Dataset entries
◇ ◇ ◇

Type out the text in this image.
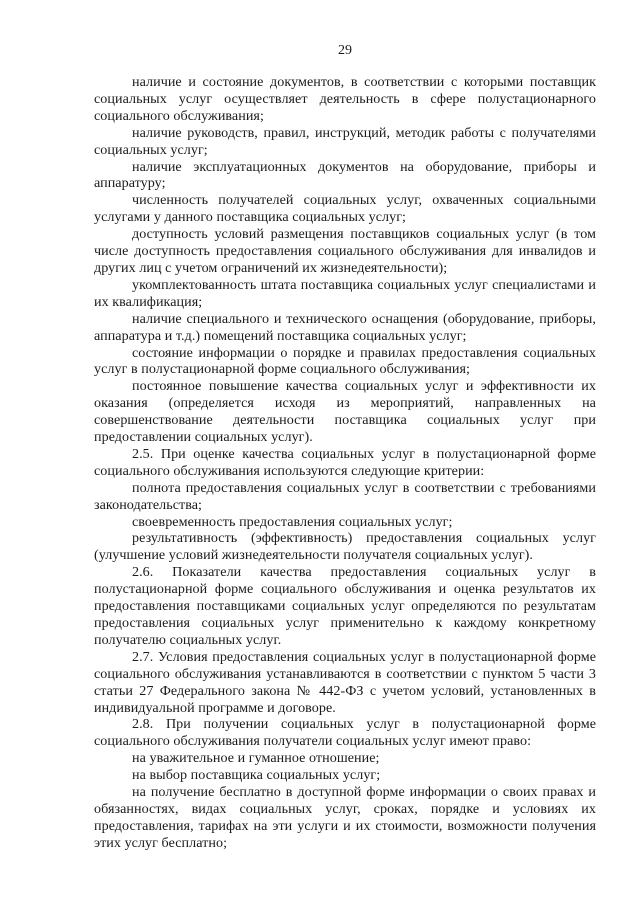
29

наличие и состояние документов, в соответствии с которыми поставщик социальных услуг осуществляет деятельность в сфере полустационарного социального обслуживания;

наличие руководств, правил, инструкций, методик работы с получателями социальных услуг;

наличие эксплуатационных документов на оборудование, приборы и аппаратуру;

численность получателей социальных услуг, охваченных социальными услугами у данного поставщика социальных услуг;

доступность условий размещения поставщиков социальных услуг (в том числе доступность предоставления социального обслуживания для инвалидов и других лиц с учетом ограничений их жизнедеятельности);

укомплектованность штата поставщика социальных услуг специалистами и их квалификация;

наличие специального и технического оснащения (оборудование, приборы, аппаратура и т.д.) помещений поставщика социальных услуг;

состояние информации о порядке и правилах предоставления социальных услуг в полустационарной форме социального обслуживания;

постоянное повышение качества социальных услуг и эффективности их оказания (определяется исходя из мероприятий, направленных на совершенствование деятельности поставщика социальных услуг при предоставлении социальных услуг).

2.5. При оценке качества социальных услуг в полустационарной форме социального обслуживания используются следующие критерии:

полнота предоставления социальных услуг в соответствии с требованиями законодательства;

своевременность предоставления социальных услуг;

результативность (эффективность) предоставления социальных услуг (улучшение условий жизнедеятельности получателя социальных услуг).

2.6. Показатели качества предоставления социальных услуг в полустационарной форме социального обслуживания и оценка результатов их предоставления поставщиками социальных услуг определяются по результатам предоставления социальных услуг применительно к каждому конкретному получателю социальных услуг.

2.7. Условия предоставления социальных услуг в полустационарной форме социального обслуживания устанавливаются в соответствии с пунктом 5 части 3 статьи 27 Федерального закона № 442-ФЗ с учетом условий, установленных в индивидуальной программе и договоре.

2.8. При получении социальных услуг в полустационарной форме социального обслуживания получатели социальных услуг имеют право:

на уважительное и гуманное отношение;

на выбор поставщика социальных услуг;

на получение бесплатно в доступной форме информации о своих правах и обязанностях, видах социальных услуг, сроках, порядке и условиях их предоставления, тарифах на эти услуги и их стоимости, возможности получения этих услуг бесплатно;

◇ ◇ ◇

» **Problem requirements**: Scan the listing above. Collect all lines with the word "приборы".

» **Written answer**:
наличие эксплуатационных документов на оборудование, приборы и аппаратуру;
наличие специального и технического оснащения (оборудование, приборы, аппаратура и т.д.) помещений поставщика социальных услуг;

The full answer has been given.